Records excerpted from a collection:
======

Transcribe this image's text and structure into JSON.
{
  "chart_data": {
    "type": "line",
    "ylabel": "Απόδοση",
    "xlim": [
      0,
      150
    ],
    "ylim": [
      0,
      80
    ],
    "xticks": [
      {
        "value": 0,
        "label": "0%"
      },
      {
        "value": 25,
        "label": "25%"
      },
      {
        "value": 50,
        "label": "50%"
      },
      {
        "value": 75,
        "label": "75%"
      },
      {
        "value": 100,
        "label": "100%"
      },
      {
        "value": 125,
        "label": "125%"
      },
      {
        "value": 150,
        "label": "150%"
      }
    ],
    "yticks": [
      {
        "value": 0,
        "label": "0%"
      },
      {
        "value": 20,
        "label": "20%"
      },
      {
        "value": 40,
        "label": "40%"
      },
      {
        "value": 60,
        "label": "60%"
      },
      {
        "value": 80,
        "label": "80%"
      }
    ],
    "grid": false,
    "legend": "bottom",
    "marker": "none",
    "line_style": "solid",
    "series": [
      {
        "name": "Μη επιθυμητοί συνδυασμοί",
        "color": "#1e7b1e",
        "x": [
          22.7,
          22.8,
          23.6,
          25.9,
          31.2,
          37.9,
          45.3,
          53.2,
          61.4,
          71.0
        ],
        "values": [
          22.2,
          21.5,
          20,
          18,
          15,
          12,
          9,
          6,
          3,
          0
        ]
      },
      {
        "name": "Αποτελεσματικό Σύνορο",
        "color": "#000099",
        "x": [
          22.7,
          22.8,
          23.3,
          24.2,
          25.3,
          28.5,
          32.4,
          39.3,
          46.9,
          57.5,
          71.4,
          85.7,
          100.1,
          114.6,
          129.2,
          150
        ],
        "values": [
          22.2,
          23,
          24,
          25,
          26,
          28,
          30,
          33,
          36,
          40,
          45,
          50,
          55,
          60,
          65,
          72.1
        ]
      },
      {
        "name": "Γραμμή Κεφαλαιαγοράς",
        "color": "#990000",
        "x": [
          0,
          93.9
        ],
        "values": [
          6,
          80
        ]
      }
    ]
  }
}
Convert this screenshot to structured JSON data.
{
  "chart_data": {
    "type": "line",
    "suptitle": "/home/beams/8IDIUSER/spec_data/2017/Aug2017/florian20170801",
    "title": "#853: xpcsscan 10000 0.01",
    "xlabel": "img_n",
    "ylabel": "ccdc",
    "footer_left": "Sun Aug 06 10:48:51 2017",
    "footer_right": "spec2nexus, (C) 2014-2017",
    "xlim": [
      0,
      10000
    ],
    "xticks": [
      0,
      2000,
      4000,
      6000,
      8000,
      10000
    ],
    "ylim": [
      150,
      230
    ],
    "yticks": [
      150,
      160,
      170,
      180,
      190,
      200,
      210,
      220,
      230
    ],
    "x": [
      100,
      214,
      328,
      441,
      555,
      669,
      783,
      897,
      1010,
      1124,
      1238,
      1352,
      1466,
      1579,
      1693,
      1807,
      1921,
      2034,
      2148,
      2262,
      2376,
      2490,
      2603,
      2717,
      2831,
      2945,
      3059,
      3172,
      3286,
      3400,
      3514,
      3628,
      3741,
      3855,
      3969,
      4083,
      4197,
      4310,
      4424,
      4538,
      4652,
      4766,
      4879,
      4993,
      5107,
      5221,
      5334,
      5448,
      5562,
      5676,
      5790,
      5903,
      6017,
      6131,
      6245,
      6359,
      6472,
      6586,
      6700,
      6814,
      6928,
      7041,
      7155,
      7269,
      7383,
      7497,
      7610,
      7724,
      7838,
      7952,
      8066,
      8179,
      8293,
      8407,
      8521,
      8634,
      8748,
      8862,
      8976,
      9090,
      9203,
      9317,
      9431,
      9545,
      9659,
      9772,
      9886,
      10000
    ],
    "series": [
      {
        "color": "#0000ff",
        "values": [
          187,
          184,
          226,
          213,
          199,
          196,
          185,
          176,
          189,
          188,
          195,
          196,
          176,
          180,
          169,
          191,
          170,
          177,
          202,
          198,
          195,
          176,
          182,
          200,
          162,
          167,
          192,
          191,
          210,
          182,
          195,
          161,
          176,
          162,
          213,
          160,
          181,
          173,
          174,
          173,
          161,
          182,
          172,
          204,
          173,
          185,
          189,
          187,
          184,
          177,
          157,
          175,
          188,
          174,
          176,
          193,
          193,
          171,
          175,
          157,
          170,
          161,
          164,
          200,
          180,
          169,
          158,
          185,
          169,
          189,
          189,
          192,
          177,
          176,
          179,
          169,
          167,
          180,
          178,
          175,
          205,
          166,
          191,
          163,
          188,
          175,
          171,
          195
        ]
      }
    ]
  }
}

======

Pick out all lines containing the string "color".

*Full solution*:
        "color": "#1e7b1e",
        "color": "#000099",
        "color": "#990000",
        "color": "#0000ff",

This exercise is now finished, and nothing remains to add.